* _YOUR GOAL_: Every entry that follows should be repeated exactly; drop the images.

* _DATA ROWS_:
+===+
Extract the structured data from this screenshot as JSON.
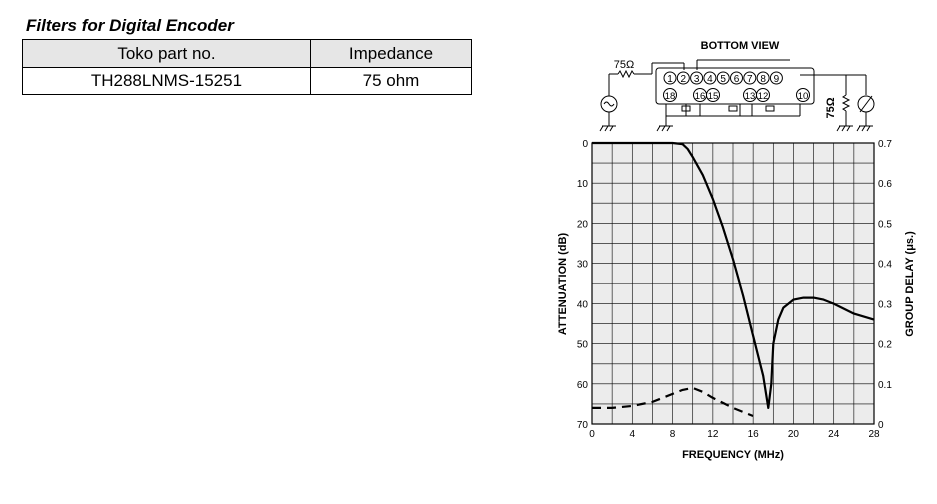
{
  "heading": "Filters for Digital Encoder",
  "table": {
    "headers": [
      "Toko part no.",
      "Impedance"
    ],
    "rows": [
      [
        "TH288LNMS-15251",
        "75 ohm"
      ]
    ]
  },
  "schematic": {
    "view_label": "BOTTOM VIEW",
    "source_resistor": "75Ω",
    "load_resistor": "75Ω",
    "pins_top": [
      "1",
      "2",
      "3",
      "4",
      "5",
      "6",
      "7",
      "8",
      "9"
    ],
    "pins_bottom": [
      "18",
      "16",
      "15",
      "13",
      "12",
      "10"
    ]
  },
  "chart_data": {
    "type": "line",
    "xlabel": "FREQUENCY (MHz)",
    "ylabel": "ATTENUATION (dB)",
    "y2label": "GROUP DELAY (μs.)",
    "x_ticks": [
      0,
      4,
      8,
      12,
      16,
      20,
      24,
      28
    ],
    "y_ticks": [
      0,
      10,
      20,
      30,
      40,
      50,
      60,
      70
    ],
    "y2_ticks": [
      "0",
      "0.1",
      "0.2",
      "0.3",
      "0.4",
      "0.5",
      "0.6",
      "0.7"
    ],
    "xlim": [
      0,
      28
    ],
    "ylim": [
      0,
      70
    ],
    "y2lim": [
      0,
      0.7
    ],
    "y_inverted": true,
    "grid": true,
    "series": [
      {
        "axis": "attenuation",
        "style": "solid",
        "x": [
          0,
          4,
          8,
          9,
          9.5,
          10,
          11,
          12,
          13,
          14,
          15,
          16,
          17,
          17.5,
          17.8,
          18,
          18.5,
          19,
          20,
          21,
          22,
          23,
          24,
          26,
          28
        ],
        "y": [
          0,
          0,
          0,
          0.3,
          1.5,
          3.5,
          8,
          14,
          21,
          29,
          38,
          48,
          58,
          66,
          60,
          50,
          44,
          41,
          39,
          38.5,
          38.5,
          39,
          40,
          42.5,
          44
        ]
      },
      {
        "axis": "group_delay",
        "style": "dashed",
        "x": [
          0,
          2,
          4,
          6,
          8,
          9,
          10,
          11,
          12,
          14,
          16
        ],
        "y": [
          0.04,
          0.04,
          0.045,
          0.055,
          0.075,
          0.085,
          0.09,
          0.08,
          0.065,
          0.04,
          0.02
        ]
      }
    ]
  }
}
+===+
* _SOLUTION FOR THIS TASK_:
Extract the structured data from this screenshot as JSON.
{
  "heading": "Filters for Digital Encoder",
  "table": {
    "headers": [
      "Toko part no.",
      "Impedance"
    ],
    "rows": [
      [
        "TH288LNMS-15251",
        "75 ohm"
      ]
    ]
  },
  "schematic": {
    "view_label": "BOTTOM VIEW",
    "source_resistor": "75Ω",
    "load_resistor": "75Ω",
    "pins_top": [
      "1",
      "2",
      "3",
      "4",
      "5",
      "6",
      "7",
      "8",
      "9"
    ],
    "pins_bottom": [
      "18",
      "16",
      "15",
      "13",
      "12",
      "10"
    ]
  },
  "chart_data": {
    "type": "line",
    "xlabel": "FREQUENCY (MHz)",
    "ylabel": "ATTENUATION (dB)",
    "y2label": "GROUP DELAY (μs.)",
    "x_ticks": [
      0,
      4,
      8,
      12,
      16,
      20,
      24,
      28
    ],
    "y_ticks": [
      0,
      10,
      20,
      30,
      40,
      50,
      60,
      70
    ],
    "y2_ticks": [
      "0",
      "0.1",
      "0.2",
      "0.3",
      "0.4",
      "0.5",
      "0.6",
      "0.7"
    ],
    "xlim": [
      0,
      28
    ],
    "ylim": [
      0,
      70
    ],
    "y2lim": [
      0,
      0.7
    ],
    "y_inverted": true,
    "grid": true,
    "series": [
      {
        "axis": "attenuation",
        "style": "solid",
        "x": [
          0,
          4,
          8,
          9,
          9.5,
          10,
          11,
          12,
          13,
          14,
          15,
          16,
          17,
          17.5,
          17.8,
          18,
          18.5,
          19,
          20,
          21,
          22,
          23,
          24,
          26,
          28
        ],
        "y": [
          0,
          0,
          0,
          0.3,
          1.5,
          3.5,
          8,
          14,
          21,
          29,
          38,
          48,
          58,
          66,
          60,
          50,
          44,
          41,
          39,
          38.5,
          38.5,
          39,
          40,
          42.5,
          44
        ]
      },
      {
        "axis": "group_delay",
        "style": "dashed",
        "x": [
          0,
          2,
          4,
          6,
          8,
          9,
          10,
          11,
          12,
          14,
          16
        ],
        "y": [
          0.04,
          0.04,
          0.045,
          0.055,
          0.075,
          0.085,
          0.09,
          0.08,
          0.065,
          0.04,
          0.02
        ]
      }
    ]
  }
}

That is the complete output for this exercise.